(Stored data entries)

···

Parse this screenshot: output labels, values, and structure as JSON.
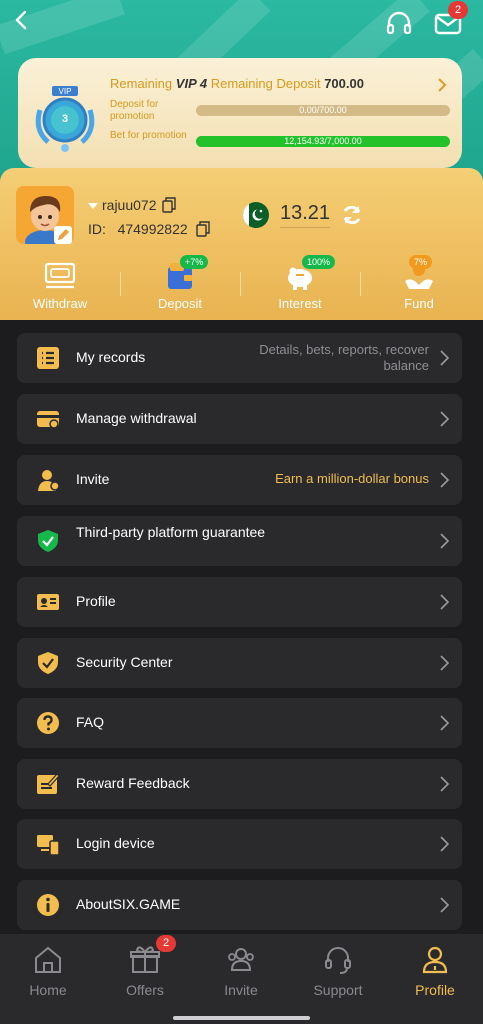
{
  "header": {
    "mail_badge": "2"
  },
  "vip": {
    "level_badge": "3",
    "remaining_prefix": "Remaining",
    "level": "VIP 4",
    "remaining_deposit_label": "Remaining Deposit",
    "remaining_deposit_amount": "700.00",
    "deposit_label": "Deposit for promotion",
    "deposit_progress_text": "0.00/700.00",
    "deposit_progress": 0.0,
    "bet_label": "Bet for promotion",
    "bet_progress_text": "12,154.93/7,000.00",
    "bet_progress": 1.0
  },
  "user": {
    "username": "rajuu072",
    "id_label": "ID:",
    "id_value": "474992822",
    "balance": "13.21"
  },
  "actions": [
    {
      "label": "Withdraw",
      "badge": ""
    },
    {
      "label": "Deposit",
      "badge": "+7%"
    },
    {
      "label": "Interest",
      "badge": "100%"
    },
    {
      "label": "Fund",
      "badge": "7%"
    }
  ],
  "menu": [
    {
      "label": "My records",
      "sub": "Details, bets, reports, recover balance",
      "icon": "records-icon"
    },
    {
      "label": "Manage withdrawal",
      "sub": "",
      "icon": "card-icon"
    },
    {
      "label": "Invite",
      "sub": "Earn a million-dollar bonus",
      "icon": "invite-icon"
    },
    {
      "label": "Third-party platform guarantee",
      "sub": "",
      "icon": "shield-check-icon"
    },
    {
      "label": "Profile",
      "sub": "",
      "icon": "id-card-icon"
    },
    {
      "label": "Security Center",
      "sub": "",
      "icon": "security-icon"
    },
    {
      "label": "FAQ",
      "sub": "",
      "icon": "question-icon"
    },
    {
      "label": "Reward Feedback",
      "sub": "",
      "icon": "feedback-icon"
    },
    {
      "label": "Login device",
      "sub": "",
      "icon": "device-icon"
    },
    {
      "label": "AboutSIX.GAME",
      "sub": "",
      "icon": "info-icon"
    }
  ],
  "nav": [
    {
      "label": "Home"
    },
    {
      "label": "Offers",
      "badge": "2"
    },
    {
      "label": "Invite"
    },
    {
      "label": "Support"
    },
    {
      "label": "Profile",
      "active": true
    }
  ],
  "colors": {
    "accent": "#f2bd4e",
    "teal": "#2bb9a1",
    "panel": "#2a2a2d",
    "background": "#1c1c1e"
  }
}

···

Written task ▸
Reproduce all of the data exactly; the pictures do not belong in the copy.

The completed task ▸
Parse this screenshot: output labels, values, and structure as JSON.
{
  "header": {
    "mail_badge": "2"
  },
  "vip": {
    "level_badge": "3",
    "remaining_prefix": "Remaining",
    "level": "VIP 4",
    "remaining_deposit_label": "Remaining Deposit",
    "remaining_deposit_amount": "700.00",
    "deposit_label": "Deposit for promotion",
    "deposit_progress_text": "0.00/700.00",
    "deposit_progress": 0.0,
    "bet_label": "Bet for promotion",
    "bet_progress_text": "12,154.93/7,000.00",
    "bet_progress": 1.0
  },
  "user": {
    "username": "rajuu072",
    "id_label": "ID:",
    "id_value": "474992822",
    "balance": "13.21"
  },
  "actions": [
    {
      "label": "Withdraw",
      "badge": ""
    },
    {
      "label": "Deposit",
      "badge": "+7%"
    },
    {
      "label": "Interest",
      "badge": "100%"
    },
    {
      "label": "Fund",
      "badge": "7%"
    }
  ],
  "menu": [
    {
      "label": "My records",
      "sub": "Details, bets, reports, recover balance",
      "icon": "records-icon"
    },
    {
      "label": "Manage withdrawal",
      "sub": "",
      "icon": "card-icon"
    },
    {
      "label": "Invite",
      "sub": "Earn a million-dollar bonus",
      "icon": "invite-icon"
    },
    {
      "label": "Third-party platform guarantee",
      "sub": "",
      "icon": "shield-check-icon"
    },
    {
      "label": "Profile",
      "sub": "",
      "icon": "id-card-icon"
    },
    {
      "label": "Security Center",
      "sub": "",
      "icon": "security-icon"
    },
    {
      "label": "FAQ",
      "sub": "",
      "icon": "question-icon"
    },
    {
      "label": "Reward Feedback",
      "sub": "",
      "icon": "feedback-icon"
    },
    {
      "label": "Login device",
      "sub": "",
      "icon": "device-icon"
    },
    {
      "label": "AboutSIX.GAME",
      "sub": "",
      "icon": "info-icon"
    }
  ],
  "nav": [
    {
      "label": "Home"
    },
    {
      "label": "Offers",
      "badge": "2"
    },
    {
      "label": "Invite"
    },
    {
      "label": "Support"
    },
    {
      "label": "Profile",
      "active": true
    }
  ],
  "colors": {
    "accent": "#f2bd4e",
    "teal": "#2bb9a1",
    "panel": "#2a2a2d",
    "background": "#1c1c1e"
  }
}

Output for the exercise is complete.